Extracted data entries
········

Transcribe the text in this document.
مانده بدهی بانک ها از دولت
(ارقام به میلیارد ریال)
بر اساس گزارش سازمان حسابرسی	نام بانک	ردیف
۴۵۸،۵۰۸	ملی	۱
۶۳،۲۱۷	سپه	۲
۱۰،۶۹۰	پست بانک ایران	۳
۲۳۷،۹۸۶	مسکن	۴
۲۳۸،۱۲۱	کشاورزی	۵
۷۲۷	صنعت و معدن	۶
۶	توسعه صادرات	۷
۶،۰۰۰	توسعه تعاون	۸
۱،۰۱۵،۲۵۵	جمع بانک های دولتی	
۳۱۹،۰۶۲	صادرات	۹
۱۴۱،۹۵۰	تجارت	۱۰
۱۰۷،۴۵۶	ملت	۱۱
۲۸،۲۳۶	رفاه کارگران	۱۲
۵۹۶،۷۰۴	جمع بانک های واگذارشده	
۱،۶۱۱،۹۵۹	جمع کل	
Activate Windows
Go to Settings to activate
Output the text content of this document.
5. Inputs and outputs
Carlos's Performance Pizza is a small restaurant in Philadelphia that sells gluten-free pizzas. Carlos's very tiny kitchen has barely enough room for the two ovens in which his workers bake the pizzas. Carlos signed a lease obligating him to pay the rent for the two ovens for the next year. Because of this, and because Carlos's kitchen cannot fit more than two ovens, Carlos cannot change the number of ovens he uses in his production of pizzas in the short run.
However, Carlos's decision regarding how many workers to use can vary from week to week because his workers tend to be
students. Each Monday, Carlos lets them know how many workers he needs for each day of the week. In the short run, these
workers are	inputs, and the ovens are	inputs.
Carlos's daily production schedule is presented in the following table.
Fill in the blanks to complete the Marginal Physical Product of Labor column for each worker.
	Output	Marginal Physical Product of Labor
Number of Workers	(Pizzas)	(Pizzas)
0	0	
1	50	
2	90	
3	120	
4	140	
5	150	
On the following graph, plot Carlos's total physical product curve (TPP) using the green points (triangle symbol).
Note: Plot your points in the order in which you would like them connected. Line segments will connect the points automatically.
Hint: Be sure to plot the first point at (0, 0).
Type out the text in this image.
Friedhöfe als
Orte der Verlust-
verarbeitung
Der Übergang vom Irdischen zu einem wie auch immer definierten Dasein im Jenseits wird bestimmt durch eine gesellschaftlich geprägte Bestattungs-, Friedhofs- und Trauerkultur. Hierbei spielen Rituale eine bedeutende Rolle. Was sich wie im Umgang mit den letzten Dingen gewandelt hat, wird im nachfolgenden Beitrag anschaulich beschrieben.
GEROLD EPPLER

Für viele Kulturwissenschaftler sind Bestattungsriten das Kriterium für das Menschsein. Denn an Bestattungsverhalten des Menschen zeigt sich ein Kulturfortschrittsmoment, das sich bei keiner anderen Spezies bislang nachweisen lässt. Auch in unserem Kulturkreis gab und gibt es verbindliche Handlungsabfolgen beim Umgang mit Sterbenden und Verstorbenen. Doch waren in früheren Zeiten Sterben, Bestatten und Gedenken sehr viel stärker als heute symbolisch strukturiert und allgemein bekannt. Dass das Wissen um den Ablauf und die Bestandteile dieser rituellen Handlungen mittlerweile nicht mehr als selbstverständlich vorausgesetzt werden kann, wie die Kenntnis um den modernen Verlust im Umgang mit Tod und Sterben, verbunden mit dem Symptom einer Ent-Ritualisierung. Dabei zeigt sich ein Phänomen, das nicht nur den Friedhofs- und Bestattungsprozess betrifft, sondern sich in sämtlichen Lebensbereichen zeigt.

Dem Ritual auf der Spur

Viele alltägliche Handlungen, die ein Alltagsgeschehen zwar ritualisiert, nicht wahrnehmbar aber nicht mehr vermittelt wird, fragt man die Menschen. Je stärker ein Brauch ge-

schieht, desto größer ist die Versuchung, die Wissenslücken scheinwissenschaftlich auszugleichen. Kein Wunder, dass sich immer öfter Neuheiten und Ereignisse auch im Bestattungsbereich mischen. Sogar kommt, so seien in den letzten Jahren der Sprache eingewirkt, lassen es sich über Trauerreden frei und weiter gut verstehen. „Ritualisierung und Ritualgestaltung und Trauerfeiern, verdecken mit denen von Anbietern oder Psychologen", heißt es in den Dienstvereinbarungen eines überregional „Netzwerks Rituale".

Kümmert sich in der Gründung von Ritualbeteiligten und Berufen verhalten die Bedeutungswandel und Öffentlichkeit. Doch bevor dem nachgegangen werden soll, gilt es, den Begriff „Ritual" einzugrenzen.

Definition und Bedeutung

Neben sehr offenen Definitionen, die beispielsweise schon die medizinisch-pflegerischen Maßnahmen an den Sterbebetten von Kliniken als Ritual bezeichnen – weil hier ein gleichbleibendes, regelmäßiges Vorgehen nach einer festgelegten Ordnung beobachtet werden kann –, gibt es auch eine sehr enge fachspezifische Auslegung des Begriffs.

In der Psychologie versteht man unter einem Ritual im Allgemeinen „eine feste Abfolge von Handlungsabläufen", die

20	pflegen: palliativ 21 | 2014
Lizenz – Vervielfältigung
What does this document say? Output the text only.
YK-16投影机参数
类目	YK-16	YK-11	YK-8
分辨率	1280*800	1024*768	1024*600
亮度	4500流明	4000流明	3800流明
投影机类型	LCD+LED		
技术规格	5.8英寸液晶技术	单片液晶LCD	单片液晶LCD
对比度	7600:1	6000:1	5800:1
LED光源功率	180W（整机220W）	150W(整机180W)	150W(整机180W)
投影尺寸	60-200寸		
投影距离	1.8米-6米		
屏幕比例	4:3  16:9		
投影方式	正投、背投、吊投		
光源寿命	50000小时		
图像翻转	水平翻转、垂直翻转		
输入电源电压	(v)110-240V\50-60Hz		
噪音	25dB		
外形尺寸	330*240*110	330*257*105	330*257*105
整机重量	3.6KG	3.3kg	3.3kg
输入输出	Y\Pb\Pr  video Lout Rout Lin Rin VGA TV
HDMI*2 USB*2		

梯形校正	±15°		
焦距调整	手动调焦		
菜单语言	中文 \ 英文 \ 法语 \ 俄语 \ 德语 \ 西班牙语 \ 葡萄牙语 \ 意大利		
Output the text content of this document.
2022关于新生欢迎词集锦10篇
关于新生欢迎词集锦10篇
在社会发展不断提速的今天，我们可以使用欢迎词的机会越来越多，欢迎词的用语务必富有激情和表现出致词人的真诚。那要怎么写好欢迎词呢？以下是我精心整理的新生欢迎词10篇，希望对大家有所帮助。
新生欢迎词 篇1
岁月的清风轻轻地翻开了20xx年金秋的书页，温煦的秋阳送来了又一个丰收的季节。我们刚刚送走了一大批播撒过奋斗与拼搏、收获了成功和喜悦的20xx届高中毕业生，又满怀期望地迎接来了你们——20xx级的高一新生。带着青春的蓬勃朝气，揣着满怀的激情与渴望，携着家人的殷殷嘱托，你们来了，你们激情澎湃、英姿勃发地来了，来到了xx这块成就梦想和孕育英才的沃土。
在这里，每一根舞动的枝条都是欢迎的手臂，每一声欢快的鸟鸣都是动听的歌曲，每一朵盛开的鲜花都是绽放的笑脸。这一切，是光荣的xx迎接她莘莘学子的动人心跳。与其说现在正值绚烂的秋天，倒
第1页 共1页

········

=== TO BE DONE ===
Go through the records above and retype each one exactly.

=== RESULT BELOW ===
Transcribe the text in this document.
مانده بدهی بانک ها از دولت
(ارقام به میلیارد ریال)
بر اساس گزارش سازمان حسابرسی	نام بانک	ردیف
۴۵۸،۵۰۸	ملی	۱
۶۳،۲۱۷	سپه	۲
۱۰،۶۹۰	پست بانک ایران	۳
۲۳۷،۹۸۶	مسکن	۴
۲۳۸،۱۲۱	کشاورزی	۵
۷۲۷	صنعت و معدن	۶
۶	توسعه صادرات	۷
۶،۰۰۰	توسعه تعاون	۸
۱،۰۱۵،۲۵۵	جمع بانک های دولتی	
۳۱۹،۰۶۲	صادرات	۹
۱۴۱،۹۵۰	تجارت	۱۰
۱۰۷،۴۵۶	ملت	۱۱
۲۸،۲۳۶	رفاه کارگران	۱۲
۵۹۶،۷۰۴	جمع بانک های واگذارشده	
۱،۶۱۱،۹۵۹	جمع کل	
Activate Windows
Go to Settings to activate
Output the text content of this document.
5. Inputs and outputs
Carlos's Performance Pizza is a small restaurant in Philadelphia that sells gluten-free pizzas. Carlos's very tiny kitchen has barely enough room for the two ovens in which his workers bake the pizzas. Carlos signed a lease obligating him to pay the rent for the two ovens for the next year. Because of this, and because Carlos's kitchen cannot fit more than two ovens, Carlos cannot change the number of ovens he uses in his production of pizzas in the short run.
However, Carlos's decision regarding how many workers to use can vary from week to week because his workers tend to be
students. Each Monday, Carlos lets them know how many workers he needs for each day of the week. In the short run, these
workers are	inputs, and the ovens are	inputs.
Carlos's daily production schedule is presented in the following table.
Fill in the blanks to complete the Marginal Physical Product of Labor column for each worker.
	Output	Marginal Physical Product of Labor
Number of Workers	(Pizzas)	(Pizzas)
0	0	
1	50	
2	90	
3	120	
4	140	
5	150	
On the following graph, plot Carlos's total physical product curve (TPP) using the green points (triangle symbol).
Note: Plot your points in the order in which you would like them connected. Line segments will connect the points automatically.
Hint: Be sure to plot the first point at (0, 0).
Type out the text in this image.
Friedhöfe als
Orte der Verlust-
verarbeitung
Der Übergang vom Irdischen zu einem wie auch immer definierten Dasein im Jenseits wird bestimmt durch eine gesellschaftlich geprägte Bestattungs-, Friedhofs- und Trauerkultur. Hierbei spielen Rituale eine bedeutende Rolle. Was sich wie im Umgang mit den letzten Dingen gewandelt hat, wird im nachfolgenden Beitrag anschaulich beschrieben.
GEROLD EPPLER

Für viele Kulturwissenschaftler sind Bestattungsriten das Kriterium für das Menschsein. Denn an Bestattungsverhalten des Menschen zeigt sich ein Kulturfortschrittsmoment, das sich bei keiner anderen Spezies bislang nachweisen lässt. Auch in unserem Kulturkreis gab und gibt es verbindliche Handlungsabfolgen beim Umgang mit Sterbenden und Verstorbenen. Doch waren in früheren Zeiten Sterben, Bestatten und Gedenken sehr viel stärker als heute symbolisch strukturiert und allgemein bekannt. Dass das Wissen um den Ablauf und die Bestandteile dieser rituellen Handlungen mittlerweile nicht mehr als selbstverständlich vorausgesetzt werden kann, wie die Kenntnis um den modernen Verlust im Umgang mit Tod und Sterben, verbunden mit dem Symptom einer Ent-Ritualisierung. Dabei zeigt sich ein Phänomen, das nicht nur den Friedhofs- und Bestattungsprozess betrifft, sondern sich in sämtlichen Lebensbereichen zeigt.

Dem Ritual auf der Spur

Viele alltägliche Handlungen, die ein Alltagsgeschehen zwar ritualisiert, nicht wahrnehmbar aber nicht mehr vermittelt wird, fragt man die Menschen. Je stärker ein Brauch ge-

schieht, desto größer ist die Versuchung, die Wissenslücken scheinwissenschaftlich auszugleichen. Kein Wunder, dass sich immer öfter Neuheiten und Ereignisse auch im Bestattungsbereich mischen. Sogar kommt, so seien in den letzten Jahren der Sprache eingewirkt, lassen es sich über Trauerreden frei und weiter gut verstehen. „Ritualisierung und Ritualgestaltung und Trauerfeiern, verdecken mit denen von Anbietern oder Psychologen", heißt es in den Dienstvereinbarungen eines überregional „Netzwerks Rituale".

Kümmert sich in der Gründung von Ritualbeteiligten und Berufen verhalten die Bedeutungswandel und Öffentlichkeit. Doch bevor dem nachgegangen werden soll, gilt es, den Begriff „Ritual" einzugrenzen.

Definition und Bedeutung

Neben sehr offenen Definitionen, die beispielsweise schon die medizinisch-pflegerischen Maßnahmen an den Sterbebetten von Kliniken als Ritual bezeichnen – weil hier ein gleichbleibendes, regelmäßiges Vorgehen nach einer festgelegten Ordnung beobachtet werden kann –, gibt es auch eine sehr enge fachspezifische Auslegung des Begriffs.

In der Psychologie versteht man unter einem Ritual im Allgemeinen „eine feste Abfolge von Handlungsabläufen", die

20	pflegen: palliativ 21 | 2014
Lizenz – Vervielfältigung
What does this document say? Output the text only.
YK-16投影机参数
类目	YK-16	YK-11	YK-8
分辨率	1280*800	1024*768	1024*600
亮度	4500流明	4000流明	3800流明
投影机类型	LCD+LED		
技术规格	5.8英寸液晶技术	单片液晶LCD	单片液晶LCD
对比度	7600:1	6000:1	5800:1
LED光源功率	180W（整机220W）	150W(整机180W)	150W(整机180W)
投影尺寸	60-200寸		
投影距离	1.8米-6米		
屏幕比例	4:3  16:9		
投影方式	正投、背投、吊投		
光源寿命	50000小时		
图像翻转	水平翻转、垂直翻转		
输入电源电压	(v)110-240V\50-60Hz		
噪音	25dB		
外形尺寸	330*240*110	330*257*105	330*257*105
整机重量	3.6KG	3.3kg	3.3kg
输入输出	Y\Pb\Pr  video Lout Rout Lin Rin VGA TV
HDMI*2 USB*2		

梯形校正	±15°		
焦距调整	手动调焦		
菜单语言	中文 \ 英文 \ 法语 \ 俄语 \ 德语 \ 西班牙语 \ 葡萄牙语 \ 意大利		
Output the text content of this document.
2022关于新生欢迎词集锦10篇
关于新生欢迎词集锦10篇
在社会发展不断提速的今天，我们可以使用欢迎词的机会越来越多，欢迎词的用语务必富有激情和表现出致词人的真诚。那要怎么写好欢迎词呢？以下是我精心整理的新生欢迎词10篇，希望对大家有所帮助。
新生欢迎词 篇1
岁月的清风轻轻地翻开了20xx年金秋的书页，温煦的秋阳送来了又一个丰收的季节。我们刚刚送走了一大批播撒过奋斗与拼搏、收获了成功和喜悦的20xx届高中毕业生，又满怀期望地迎接来了你们——20xx级的高一新生。带着青春的蓬勃朝气，揣着满怀的激情与渴望，携着家人的殷殷嘱托，你们来了，你们激情澎湃、英姿勃发地来了，来到了xx这块成就梦想和孕育英才的沃土。
在这里，每一根舞动的枝条都是欢迎的手臂，每一声欢快的鸟鸣都是动听的歌曲，每一朵盛开的鲜花都是绽放的笑脸。这一切，是光荣的xx迎接她莘莘学子的动人心跳。与其说现在正值绚烂的秋天，倒
第1页 共1页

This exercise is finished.